» PROBLEM TO SOLVE:
Exactly as written, please set down all of the entries again, with no pictures.

-- start DATA LISTING --

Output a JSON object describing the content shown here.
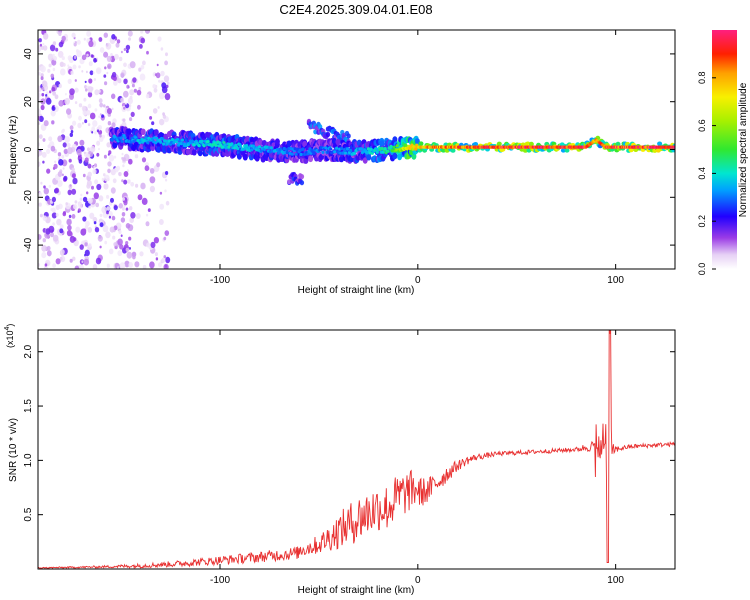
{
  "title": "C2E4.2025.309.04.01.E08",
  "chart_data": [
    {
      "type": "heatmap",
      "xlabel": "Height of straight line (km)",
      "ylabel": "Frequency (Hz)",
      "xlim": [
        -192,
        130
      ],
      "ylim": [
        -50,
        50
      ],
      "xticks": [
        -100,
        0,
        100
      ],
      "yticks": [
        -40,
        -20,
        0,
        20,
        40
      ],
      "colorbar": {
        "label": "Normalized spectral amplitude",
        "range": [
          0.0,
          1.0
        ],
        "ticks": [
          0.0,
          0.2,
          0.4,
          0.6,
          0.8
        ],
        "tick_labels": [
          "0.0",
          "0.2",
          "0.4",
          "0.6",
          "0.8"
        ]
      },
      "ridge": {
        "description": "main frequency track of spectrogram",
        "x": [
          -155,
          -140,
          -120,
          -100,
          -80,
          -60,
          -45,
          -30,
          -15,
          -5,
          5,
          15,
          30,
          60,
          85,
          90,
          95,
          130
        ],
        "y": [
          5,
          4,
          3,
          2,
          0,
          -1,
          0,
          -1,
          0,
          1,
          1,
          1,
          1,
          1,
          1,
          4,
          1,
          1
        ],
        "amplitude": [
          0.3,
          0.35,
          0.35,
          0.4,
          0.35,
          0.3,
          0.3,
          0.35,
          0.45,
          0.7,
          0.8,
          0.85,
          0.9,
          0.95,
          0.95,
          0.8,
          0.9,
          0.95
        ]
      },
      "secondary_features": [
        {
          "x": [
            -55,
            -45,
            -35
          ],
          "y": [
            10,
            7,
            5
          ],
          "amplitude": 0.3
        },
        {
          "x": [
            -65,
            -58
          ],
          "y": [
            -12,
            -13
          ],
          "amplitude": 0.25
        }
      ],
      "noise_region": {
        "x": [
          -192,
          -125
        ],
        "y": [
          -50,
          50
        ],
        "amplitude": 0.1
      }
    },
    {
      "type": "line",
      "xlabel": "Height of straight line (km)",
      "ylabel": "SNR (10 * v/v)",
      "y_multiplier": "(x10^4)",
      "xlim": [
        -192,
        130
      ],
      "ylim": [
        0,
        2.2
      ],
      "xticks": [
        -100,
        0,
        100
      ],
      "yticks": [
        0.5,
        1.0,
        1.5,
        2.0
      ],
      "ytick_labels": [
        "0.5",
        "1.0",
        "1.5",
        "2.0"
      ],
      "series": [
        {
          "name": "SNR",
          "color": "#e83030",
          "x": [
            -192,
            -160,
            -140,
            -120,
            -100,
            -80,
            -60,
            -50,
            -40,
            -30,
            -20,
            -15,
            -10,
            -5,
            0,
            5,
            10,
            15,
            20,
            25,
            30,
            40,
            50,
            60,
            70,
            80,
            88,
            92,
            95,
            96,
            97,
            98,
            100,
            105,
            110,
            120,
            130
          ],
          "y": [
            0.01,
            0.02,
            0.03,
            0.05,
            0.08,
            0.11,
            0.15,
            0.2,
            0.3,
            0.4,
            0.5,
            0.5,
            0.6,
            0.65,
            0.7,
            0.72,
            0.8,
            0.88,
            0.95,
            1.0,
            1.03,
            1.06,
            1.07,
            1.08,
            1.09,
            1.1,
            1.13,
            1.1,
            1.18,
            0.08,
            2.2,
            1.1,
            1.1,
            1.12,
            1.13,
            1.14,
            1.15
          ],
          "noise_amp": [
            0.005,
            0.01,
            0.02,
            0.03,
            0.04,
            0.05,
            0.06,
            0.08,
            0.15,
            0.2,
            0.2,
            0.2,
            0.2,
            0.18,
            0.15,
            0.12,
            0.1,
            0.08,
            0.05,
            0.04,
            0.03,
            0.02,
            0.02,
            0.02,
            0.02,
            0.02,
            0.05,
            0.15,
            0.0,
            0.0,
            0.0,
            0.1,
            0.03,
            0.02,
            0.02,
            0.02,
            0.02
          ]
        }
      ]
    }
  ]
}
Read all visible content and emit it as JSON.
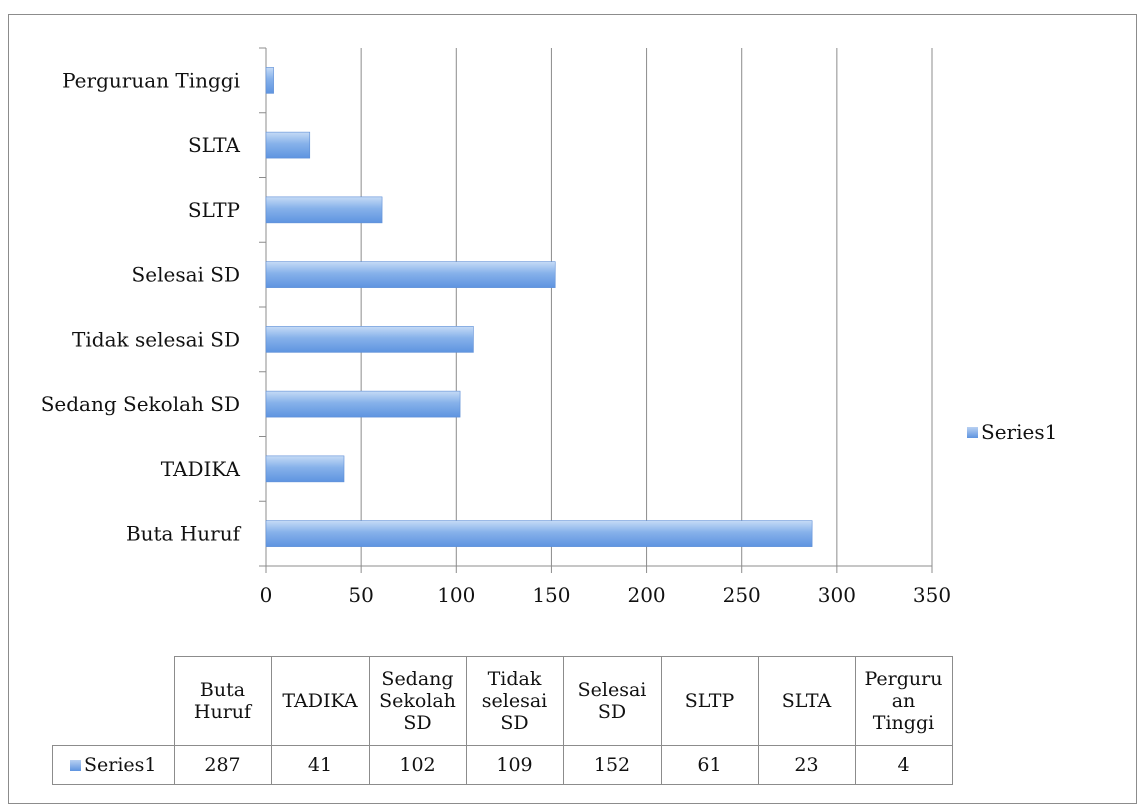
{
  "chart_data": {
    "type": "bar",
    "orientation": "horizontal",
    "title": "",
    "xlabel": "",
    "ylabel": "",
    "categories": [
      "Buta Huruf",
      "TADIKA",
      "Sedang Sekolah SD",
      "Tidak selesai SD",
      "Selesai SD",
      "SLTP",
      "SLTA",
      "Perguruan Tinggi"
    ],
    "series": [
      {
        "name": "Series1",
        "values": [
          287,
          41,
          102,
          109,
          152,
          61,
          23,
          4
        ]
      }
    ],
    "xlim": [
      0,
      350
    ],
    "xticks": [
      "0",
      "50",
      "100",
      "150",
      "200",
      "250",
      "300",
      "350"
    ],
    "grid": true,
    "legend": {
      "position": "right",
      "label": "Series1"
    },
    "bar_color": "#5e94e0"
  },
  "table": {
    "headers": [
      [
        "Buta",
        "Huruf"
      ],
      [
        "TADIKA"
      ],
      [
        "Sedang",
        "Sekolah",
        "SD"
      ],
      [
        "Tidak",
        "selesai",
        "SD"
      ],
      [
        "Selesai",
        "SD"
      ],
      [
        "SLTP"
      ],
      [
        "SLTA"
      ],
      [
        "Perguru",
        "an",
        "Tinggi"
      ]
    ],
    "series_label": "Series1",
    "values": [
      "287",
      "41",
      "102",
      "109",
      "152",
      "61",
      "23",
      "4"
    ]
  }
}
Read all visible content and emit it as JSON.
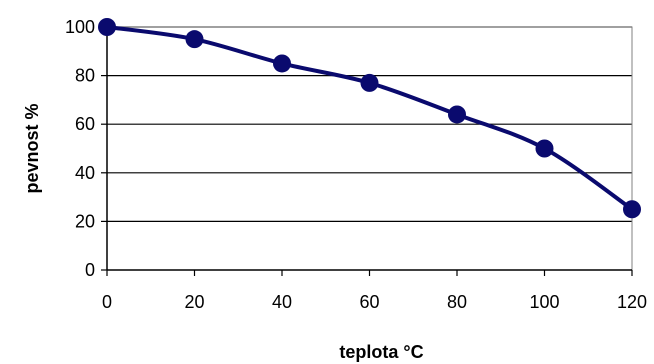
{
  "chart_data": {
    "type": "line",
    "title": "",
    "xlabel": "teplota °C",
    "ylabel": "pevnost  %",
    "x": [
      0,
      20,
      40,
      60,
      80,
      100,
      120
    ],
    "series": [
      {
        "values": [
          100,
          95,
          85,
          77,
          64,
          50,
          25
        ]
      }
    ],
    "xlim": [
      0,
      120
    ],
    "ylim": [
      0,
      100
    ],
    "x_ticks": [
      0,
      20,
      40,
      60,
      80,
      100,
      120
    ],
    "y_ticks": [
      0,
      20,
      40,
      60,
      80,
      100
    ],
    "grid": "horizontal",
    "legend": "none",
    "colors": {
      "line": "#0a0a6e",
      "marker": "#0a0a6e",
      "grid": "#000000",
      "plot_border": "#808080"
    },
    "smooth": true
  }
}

-- end DATA LISTING --

» ANSWER FOR THE TASK:
Output a JSON object describing the content shown here.
{
  "title": "C2E4.2025.309.04.01.E08",
  "chart_data": [
    {
      "type": "heatmap",
      "xlabel": "Height of straight line (km)",
      "ylabel": "Frequency (Hz)",
      "xlim": [
        -192,
        130
      ],
      "ylim": [
        -50,
        50
      ],
      "xticks": [
        -100,
        0,
        100
      ],
      "yticks": [
        -40,
        -20,
        0,
        20,
        40
      ],
      "colorbar": {
        "label": "Normalized spectral amplitude",
        "range": [
          0.0,
          1.0
        ],
        "ticks": [
          0.0,
          0.2,
          0.4,
          0.6,
          0.8
        ],
        "tick_labels": [
          "0.0",
          "0.2",
          "0.4",
          "0.6",
          "0.8"
        ]
      },
      "ridge": {
        "description": "main frequency track of spectrogram",
        "x": [
          -155,
          -140,
          -120,
          -100,
          -80,
          -60,
          -45,
          -30,
          -15,
          -5,
          5,
          15,
          30,
          60,
          85,
          90,
          95,
          130
        ],
        "y": [
          5,
          4,
          3,
          2,
          0,
          -1,
          0,
          -1,
          0,
          1,
          1,
          1,
          1,
          1,
          1,
          4,
          1,
          1
        ],
        "amplitude": [
          0.3,
          0.35,
          0.35,
          0.4,
          0.35,
          0.3,
          0.3,
          0.35,
          0.45,
          0.7,
          0.8,
          0.85,
          0.9,
          0.95,
          0.95,
          0.8,
          0.9,
          0.95
        ]
      },
      "secondary_features": [
        {
          "x": [
            -55,
            -45,
            -35
          ],
          "y": [
            10,
            7,
            5
          ],
          "amplitude": 0.3
        },
        {
          "x": [
            -65,
            -58
          ],
          "y": [
            -12,
            -13
          ],
          "amplitude": 0.25
        }
      ],
      "noise_region": {
        "x": [
          -192,
          -125
        ],
        "y": [
          -50,
          50
        ],
        "amplitude": 0.1
      }
    },
    {
      "type": "line",
      "xlabel": "Height of straight line (km)",
      "ylabel": "SNR (10 * v/v)",
      "y_multiplier": "(x10^4)",
      "xlim": [
        -192,
        130
      ],
      "ylim": [
        0,
        2.2
      ],
      "xticks": [
        -100,
        0,
        100
      ],
      "yticks": [
        0.5,
        1.0,
        1.5,
        2.0
      ],
      "ytick_labels": [
        "0.5",
        "1.0",
        "1.5",
        "2.0"
      ],
      "series": [
        {
          "name": "SNR",
          "color": "#e83030",
          "x": [
            -192,
            -160,
            -140,
            -120,
            -100,
            -80,
            -60,
            -50,
            -40,
            -30,
            -20,
            -15,
            -10,
            -5,
            0,
            5,
            10,
            15,
            20,
            25,
            30,
            40,
            50,
            60,
            70,
            80,
            88,
            92,
            95,
            96,
            97,
            98,
            100,
            105,
            110,
            120,
            130
          ],
          "y": [
            0.01,
            0.02,
            0.03,
            0.05,
            0.08,
            0.11,
            0.15,
            0.2,
            0.3,
            0.4,
            0.5,
            0.5,
            0.6,
            0.65,
            0.7,
            0.72,
            0.8,
            0.88,
            0.95,
            1.0,
            1.03,
            1.06,
            1.07,
            1.08,
            1.09,
            1.1,
            1.13,
            1.1,
            1.18,
            0.08,
            2.2,
            1.1,
            1.1,
            1.12,
            1.13,
            1.14,
            1.15
          ],
          "noise_amp": [
            0.005,
            0.01,
            0.02,
            0.03,
            0.04,
            0.05,
            0.06,
            0.08,
            0.15,
            0.2,
            0.2,
            0.2,
            0.2,
            0.18,
            0.15,
            0.12,
            0.1,
            0.08,
            0.05,
            0.04,
            0.03,
            0.02,
            0.02,
            0.02,
            0.02,
            0.02,
            0.05,
            0.15,
            0.0,
            0.0,
            0.0,
            0.1,
            0.03,
            0.02,
            0.02,
            0.02,
            0.02
          ]
        }
      ]
    }
  ]
}
Read all visible content and emit it as JSON.
{
  "chart_data": {
    "type": "bar",
    "orientation": "horizontal",
    "title": "",
    "xlabel": "",
    "ylabel": "",
    "categories": [
      "Buta Huruf",
      "TADIKA",
      "Sedang Sekolah SD",
      "Tidak selesai SD",
      "Selesai SD",
      "SLTP",
      "SLTA",
      "Perguruan Tinggi"
    ],
    "series": [
      {
        "name": "Series1",
        "values": [
          287,
          41,
          102,
          109,
          152,
          61,
          23,
          4
        ]
      }
    ],
    "xlim": [
      0,
      350
    ],
    "xticks": [
      "0",
      "50",
      "100",
      "150",
      "200",
      "250",
      "300",
      "350"
    ],
    "grid": true,
    "legend": {
      "position": "right",
      "label": "Series1"
    },
    "bar_color": "#5e94e0"
  },
  "table": {
    "headers": [
      [
        "Buta",
        "Huruf"
      ],
      [
        "TADIKA"
      ],
      [
        "Sedang",
        "Sekolah",
        "SD"
      ],
      [
        "Tidak",
        "selesai",
        "SD"
      ],
      [
        "Selesai",
        "SD"
      ],
      [
        "SLTP"
      ],
      [
        "SLTA"
      ],
      [
        "Perguru",
        "an",
        "Tinggi"
      ]
    ],
    "series_label": "Series1",
    "values": [
      "287",
      "41",
      "102",
      "109",
      "152",
      "61",
      "23",
      "4"
    ]
  }
}
Read all visible content and emit it as JSON.
{
  "chart_data": {
    "type": "line",
    "title": "",
    "xlabel": "teplota °C",
    "ylabel": "pevnost  %",
    "x": [
      0,
      20,
      40,
      60,
      80,
      100,
      120
    ],
    "series": [
      {
        "values": [
          100,
          95,
          85,
          77,
          64,
          50,
          25
        ]
      }
    ],
    "xlim": [
      0,
      120
    ],
    "ylim": [
      0,
      100
    ],
    "x_ticks": [
      0,
      20,
      40,
      60,
      80,
      100,
      120
    ],
    "y_ticks": [
      0,
      20,
      40,
      60,
      80,
      100
    ],
    "grid": "horizontal",
    "legend": "none",
    "colors": {
      "line": "#0a0a6e",
      "marker": "#0a0a6e",
      "grid": "#000000",
      "plot_border": "#808080"
    },
    "smooth": true
  }
}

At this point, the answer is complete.